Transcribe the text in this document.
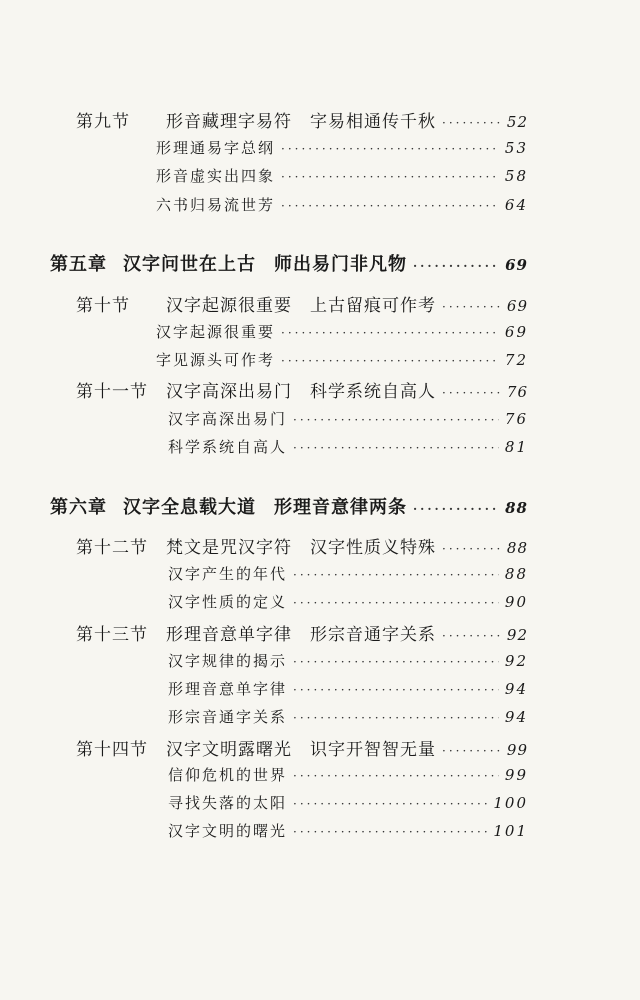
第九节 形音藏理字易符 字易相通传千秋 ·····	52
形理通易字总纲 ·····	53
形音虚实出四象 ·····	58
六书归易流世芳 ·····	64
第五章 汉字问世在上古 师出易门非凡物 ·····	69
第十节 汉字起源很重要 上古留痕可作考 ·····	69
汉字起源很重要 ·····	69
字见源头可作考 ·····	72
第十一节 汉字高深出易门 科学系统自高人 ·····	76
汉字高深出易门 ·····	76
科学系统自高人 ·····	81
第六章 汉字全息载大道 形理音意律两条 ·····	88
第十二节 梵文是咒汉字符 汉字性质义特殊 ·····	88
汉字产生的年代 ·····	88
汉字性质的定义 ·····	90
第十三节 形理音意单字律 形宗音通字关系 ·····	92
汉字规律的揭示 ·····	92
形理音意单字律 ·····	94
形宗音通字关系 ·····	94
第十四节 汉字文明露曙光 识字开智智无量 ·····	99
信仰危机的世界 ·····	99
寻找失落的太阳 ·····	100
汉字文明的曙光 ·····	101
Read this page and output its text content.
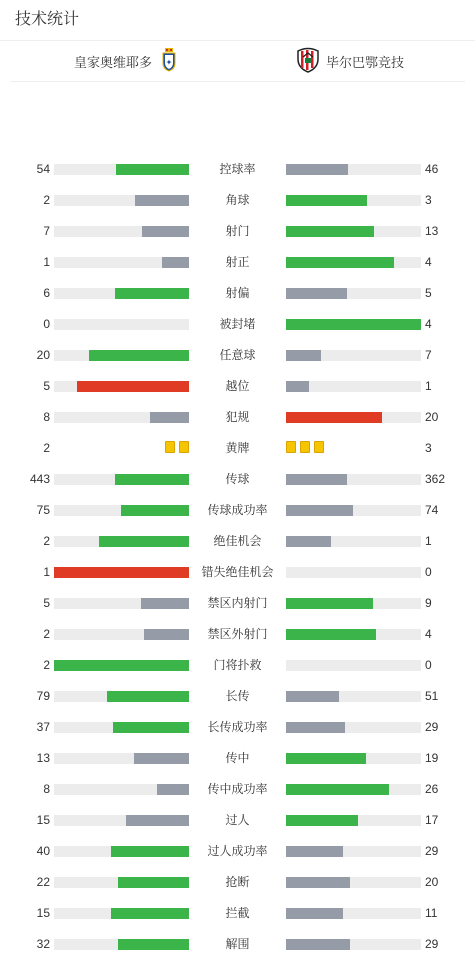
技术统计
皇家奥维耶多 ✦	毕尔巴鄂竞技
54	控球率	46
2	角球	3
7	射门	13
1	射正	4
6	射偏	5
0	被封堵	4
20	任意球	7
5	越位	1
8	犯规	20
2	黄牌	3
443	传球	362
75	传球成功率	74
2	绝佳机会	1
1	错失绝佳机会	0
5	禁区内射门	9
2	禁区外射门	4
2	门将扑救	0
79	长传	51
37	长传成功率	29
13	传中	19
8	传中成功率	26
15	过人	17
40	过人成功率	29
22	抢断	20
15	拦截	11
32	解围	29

■ ■ ■ ■ ■

# Exercise
Return the listing above word for word, with the pictures removed.

# The completed task
Transcribe the text in this document.
第九节 形音藏理字易符 字易相通传千秋 ·····	52
形理通易字总纲 ·····	53
形音虚实出四象 ·····	58
六书归易流世芳 ·····	64
第五章 汉字问世在上古 师出易门非凡物 ·····	69
第十节 汉字起源很重要 上古留痕可作考 ·····	69
汉字起源很重要 ·····	69
字见源头可作考 ·····	72
第十一节 汉字高深出易门 科学系统自高人 ·····	76
汉字高深出易门 ·····	76
科学系统自高人 ·····	81
第六章 汉字全息载大道 形理音意律两条 ·····	88
第十二节 梵文是咒汉字符 汉字性质义特殊 ·····	88
汉字产生的年代 ·····	88
汉字性质的定义 ·····	90
第十三节 形理音意单字律 形宗音通字关系 ·····	92
汉字规律的揭示 ·····	92
形理音意单字律 ·····	94
形宗音通字关系 ·····	94
第十四节 汉字文明露曙光 识字开智智无量 ·····	99
信仰危机的世界 ·····	99
寻找失落的太阳 ·····	100
汉字文明的曙光 ·····	101
Read this page and output its text content.
技术统计
皇家奥维耶多 ✦	毕尔巴鄂竞技
54	控球率	46
2	角球	3
7	射门	13
1	射正	4
6	射偏	5
0	被封堵	4
20	任意球	7
5	越位	1
8	犯规	20
2	黄牌	3
443	传球	362
75	传球成功率	74
2	绝佳机会	1
1	错失绝佳机会	0
5	禁区内射门	9
2	禁区外射门	4
2	门将扑救	0
79	长传	51
37	长传成功率	29
13	传中	19
8	传中成功率	26
15	过人	17
40	过人成功率	29
22	抢断	20
15	拦截	11
32	解围	29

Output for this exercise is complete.